▶ Your instructions
Gather every line that includes the word "higher", please.

▶ Available data
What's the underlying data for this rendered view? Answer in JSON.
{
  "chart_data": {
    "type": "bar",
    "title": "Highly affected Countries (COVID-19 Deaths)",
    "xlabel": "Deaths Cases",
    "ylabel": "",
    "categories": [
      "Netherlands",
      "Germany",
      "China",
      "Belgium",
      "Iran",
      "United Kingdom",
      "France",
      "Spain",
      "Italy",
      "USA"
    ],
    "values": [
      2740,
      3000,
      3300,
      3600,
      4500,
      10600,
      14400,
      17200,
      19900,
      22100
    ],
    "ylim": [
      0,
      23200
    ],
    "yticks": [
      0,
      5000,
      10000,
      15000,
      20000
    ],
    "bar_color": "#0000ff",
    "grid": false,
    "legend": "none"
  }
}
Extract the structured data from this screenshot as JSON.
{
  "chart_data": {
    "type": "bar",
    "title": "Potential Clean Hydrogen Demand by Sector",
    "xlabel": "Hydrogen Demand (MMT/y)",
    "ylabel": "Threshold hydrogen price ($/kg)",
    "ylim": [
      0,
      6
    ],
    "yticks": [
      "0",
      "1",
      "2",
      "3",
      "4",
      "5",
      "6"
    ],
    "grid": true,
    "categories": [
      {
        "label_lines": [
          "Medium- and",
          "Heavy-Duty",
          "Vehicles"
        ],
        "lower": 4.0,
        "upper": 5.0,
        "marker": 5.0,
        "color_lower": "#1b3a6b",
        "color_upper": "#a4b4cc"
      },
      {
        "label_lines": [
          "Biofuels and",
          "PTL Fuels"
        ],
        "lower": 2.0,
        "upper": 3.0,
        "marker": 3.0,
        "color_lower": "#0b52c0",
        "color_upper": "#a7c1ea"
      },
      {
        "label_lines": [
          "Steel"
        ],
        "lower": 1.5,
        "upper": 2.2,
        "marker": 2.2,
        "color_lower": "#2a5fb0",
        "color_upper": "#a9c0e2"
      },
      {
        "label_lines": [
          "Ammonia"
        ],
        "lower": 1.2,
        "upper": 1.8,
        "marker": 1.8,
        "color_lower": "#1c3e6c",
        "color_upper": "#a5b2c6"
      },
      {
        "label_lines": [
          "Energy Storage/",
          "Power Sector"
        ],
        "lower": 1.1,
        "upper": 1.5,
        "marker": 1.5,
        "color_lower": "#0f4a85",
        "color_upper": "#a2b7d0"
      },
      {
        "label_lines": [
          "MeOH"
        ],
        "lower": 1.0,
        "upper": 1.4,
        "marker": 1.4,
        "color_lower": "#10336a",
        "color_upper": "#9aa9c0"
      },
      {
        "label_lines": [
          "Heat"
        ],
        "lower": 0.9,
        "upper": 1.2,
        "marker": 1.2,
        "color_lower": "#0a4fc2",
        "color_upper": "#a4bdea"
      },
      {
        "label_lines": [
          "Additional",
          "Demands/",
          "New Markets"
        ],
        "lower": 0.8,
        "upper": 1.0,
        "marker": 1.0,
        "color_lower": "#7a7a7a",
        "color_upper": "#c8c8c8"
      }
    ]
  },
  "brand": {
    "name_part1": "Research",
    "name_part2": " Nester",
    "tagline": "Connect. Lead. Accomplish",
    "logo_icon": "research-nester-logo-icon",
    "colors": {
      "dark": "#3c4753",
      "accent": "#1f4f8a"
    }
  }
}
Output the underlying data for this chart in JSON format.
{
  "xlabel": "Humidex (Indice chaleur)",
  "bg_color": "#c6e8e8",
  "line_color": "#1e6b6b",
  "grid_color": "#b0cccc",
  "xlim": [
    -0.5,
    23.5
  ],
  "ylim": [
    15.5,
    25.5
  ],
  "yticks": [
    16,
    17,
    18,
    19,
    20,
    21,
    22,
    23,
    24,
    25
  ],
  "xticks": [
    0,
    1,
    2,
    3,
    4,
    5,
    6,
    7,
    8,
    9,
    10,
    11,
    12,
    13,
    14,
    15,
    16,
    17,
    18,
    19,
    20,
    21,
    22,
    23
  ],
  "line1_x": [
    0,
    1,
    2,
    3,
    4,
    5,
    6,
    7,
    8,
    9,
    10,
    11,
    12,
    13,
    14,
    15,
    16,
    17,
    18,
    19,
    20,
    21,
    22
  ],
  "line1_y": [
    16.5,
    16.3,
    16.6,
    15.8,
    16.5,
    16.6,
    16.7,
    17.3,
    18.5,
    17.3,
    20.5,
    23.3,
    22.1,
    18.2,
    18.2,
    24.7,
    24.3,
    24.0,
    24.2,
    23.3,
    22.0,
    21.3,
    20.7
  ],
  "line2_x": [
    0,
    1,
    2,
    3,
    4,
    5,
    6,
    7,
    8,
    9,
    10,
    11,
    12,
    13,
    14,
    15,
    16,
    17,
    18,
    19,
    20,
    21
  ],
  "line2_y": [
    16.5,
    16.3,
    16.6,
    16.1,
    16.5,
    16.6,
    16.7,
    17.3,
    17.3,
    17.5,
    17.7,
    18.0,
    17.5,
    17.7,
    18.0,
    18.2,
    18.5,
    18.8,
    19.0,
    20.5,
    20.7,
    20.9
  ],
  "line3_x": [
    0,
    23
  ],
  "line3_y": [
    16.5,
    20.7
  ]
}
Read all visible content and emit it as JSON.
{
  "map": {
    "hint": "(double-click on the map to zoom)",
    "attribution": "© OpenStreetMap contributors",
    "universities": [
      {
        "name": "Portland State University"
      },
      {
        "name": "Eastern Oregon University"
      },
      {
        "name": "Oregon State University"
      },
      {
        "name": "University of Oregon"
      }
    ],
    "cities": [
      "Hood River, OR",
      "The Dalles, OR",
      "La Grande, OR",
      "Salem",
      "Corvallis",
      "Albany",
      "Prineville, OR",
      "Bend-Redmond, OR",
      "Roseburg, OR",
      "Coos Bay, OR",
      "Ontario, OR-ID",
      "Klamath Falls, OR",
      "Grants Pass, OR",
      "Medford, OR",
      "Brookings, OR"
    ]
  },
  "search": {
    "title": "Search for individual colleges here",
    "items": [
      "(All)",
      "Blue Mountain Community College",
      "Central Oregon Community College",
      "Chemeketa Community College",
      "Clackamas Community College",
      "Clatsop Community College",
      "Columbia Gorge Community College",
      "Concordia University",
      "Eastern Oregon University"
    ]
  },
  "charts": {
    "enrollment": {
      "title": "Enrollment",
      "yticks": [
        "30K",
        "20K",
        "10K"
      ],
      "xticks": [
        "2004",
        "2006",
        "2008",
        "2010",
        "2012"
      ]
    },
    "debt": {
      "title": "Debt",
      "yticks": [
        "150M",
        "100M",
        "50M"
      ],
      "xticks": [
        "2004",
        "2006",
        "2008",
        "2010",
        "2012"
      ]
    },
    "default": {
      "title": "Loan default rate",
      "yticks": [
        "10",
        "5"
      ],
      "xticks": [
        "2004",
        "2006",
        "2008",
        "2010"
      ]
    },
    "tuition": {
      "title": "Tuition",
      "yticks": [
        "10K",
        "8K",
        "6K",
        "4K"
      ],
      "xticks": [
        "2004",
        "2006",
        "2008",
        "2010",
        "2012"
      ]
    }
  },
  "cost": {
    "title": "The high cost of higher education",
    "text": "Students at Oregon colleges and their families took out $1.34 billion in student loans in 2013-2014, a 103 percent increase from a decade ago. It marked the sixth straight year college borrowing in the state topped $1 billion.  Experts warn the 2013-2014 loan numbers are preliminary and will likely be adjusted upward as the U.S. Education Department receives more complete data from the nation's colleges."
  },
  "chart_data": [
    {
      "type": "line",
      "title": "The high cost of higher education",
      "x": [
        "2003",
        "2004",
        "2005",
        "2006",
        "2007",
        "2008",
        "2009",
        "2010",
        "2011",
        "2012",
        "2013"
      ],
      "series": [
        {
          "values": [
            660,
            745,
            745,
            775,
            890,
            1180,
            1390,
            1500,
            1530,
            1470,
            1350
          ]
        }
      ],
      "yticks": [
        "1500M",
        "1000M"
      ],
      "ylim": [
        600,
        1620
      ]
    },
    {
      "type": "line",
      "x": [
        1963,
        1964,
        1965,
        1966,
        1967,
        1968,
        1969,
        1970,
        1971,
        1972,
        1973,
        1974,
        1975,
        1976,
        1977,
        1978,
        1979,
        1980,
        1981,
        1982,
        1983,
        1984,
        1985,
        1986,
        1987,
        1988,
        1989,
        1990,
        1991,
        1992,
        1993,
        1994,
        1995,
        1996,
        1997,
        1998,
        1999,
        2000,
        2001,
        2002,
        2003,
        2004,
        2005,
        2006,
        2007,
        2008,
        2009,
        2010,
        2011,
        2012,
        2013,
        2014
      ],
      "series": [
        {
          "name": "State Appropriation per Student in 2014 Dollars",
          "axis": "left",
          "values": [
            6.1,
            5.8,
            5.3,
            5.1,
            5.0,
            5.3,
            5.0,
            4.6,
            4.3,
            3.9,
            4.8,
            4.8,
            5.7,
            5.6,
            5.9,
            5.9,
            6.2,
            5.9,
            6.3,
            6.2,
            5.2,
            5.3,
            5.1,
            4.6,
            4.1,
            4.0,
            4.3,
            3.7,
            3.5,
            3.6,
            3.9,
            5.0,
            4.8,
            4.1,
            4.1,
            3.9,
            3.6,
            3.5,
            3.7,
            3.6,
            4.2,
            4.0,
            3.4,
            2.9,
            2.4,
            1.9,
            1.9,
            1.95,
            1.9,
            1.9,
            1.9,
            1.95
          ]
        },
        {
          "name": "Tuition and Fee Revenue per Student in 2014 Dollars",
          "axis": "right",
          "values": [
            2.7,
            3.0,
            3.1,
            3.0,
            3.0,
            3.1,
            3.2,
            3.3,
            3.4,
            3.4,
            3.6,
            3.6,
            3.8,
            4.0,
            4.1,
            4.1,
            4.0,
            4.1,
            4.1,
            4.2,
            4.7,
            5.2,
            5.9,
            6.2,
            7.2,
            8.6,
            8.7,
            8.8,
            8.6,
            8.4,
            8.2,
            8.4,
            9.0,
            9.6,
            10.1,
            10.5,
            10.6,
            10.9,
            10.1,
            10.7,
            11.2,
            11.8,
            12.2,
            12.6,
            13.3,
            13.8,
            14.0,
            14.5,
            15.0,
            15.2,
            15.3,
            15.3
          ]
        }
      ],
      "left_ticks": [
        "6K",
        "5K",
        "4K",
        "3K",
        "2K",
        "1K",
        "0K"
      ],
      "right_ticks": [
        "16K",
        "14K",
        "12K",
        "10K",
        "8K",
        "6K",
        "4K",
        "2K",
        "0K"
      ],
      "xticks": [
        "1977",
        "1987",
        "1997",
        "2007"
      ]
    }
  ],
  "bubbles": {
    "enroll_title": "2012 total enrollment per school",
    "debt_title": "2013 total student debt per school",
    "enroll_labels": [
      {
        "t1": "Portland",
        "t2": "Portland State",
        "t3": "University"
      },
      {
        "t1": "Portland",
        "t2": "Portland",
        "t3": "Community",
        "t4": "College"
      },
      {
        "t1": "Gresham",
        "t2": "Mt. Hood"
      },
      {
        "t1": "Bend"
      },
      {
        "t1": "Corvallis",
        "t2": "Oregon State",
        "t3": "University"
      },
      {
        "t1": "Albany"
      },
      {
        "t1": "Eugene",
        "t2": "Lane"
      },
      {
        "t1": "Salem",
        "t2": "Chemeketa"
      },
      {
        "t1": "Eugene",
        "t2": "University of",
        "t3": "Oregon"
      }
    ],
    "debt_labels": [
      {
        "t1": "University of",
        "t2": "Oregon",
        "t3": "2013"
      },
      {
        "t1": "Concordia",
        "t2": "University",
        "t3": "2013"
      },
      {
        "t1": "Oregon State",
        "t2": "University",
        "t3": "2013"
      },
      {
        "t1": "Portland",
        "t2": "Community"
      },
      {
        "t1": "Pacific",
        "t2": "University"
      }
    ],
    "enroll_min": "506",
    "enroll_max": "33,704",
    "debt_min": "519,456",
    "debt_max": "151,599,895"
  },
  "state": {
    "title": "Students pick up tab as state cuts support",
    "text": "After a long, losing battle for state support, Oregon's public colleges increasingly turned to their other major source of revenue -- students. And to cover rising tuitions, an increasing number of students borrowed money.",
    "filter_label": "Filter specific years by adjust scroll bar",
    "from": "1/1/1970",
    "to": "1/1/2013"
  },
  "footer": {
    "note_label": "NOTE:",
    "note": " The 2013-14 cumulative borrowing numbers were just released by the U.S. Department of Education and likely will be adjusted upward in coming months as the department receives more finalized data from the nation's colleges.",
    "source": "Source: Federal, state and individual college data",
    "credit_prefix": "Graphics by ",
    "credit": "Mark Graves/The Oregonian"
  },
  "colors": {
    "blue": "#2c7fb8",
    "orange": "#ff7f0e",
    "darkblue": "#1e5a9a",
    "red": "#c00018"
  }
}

▶ Written response
    "title": "The high cost of higher education",
      "title": "The high cost of higher education",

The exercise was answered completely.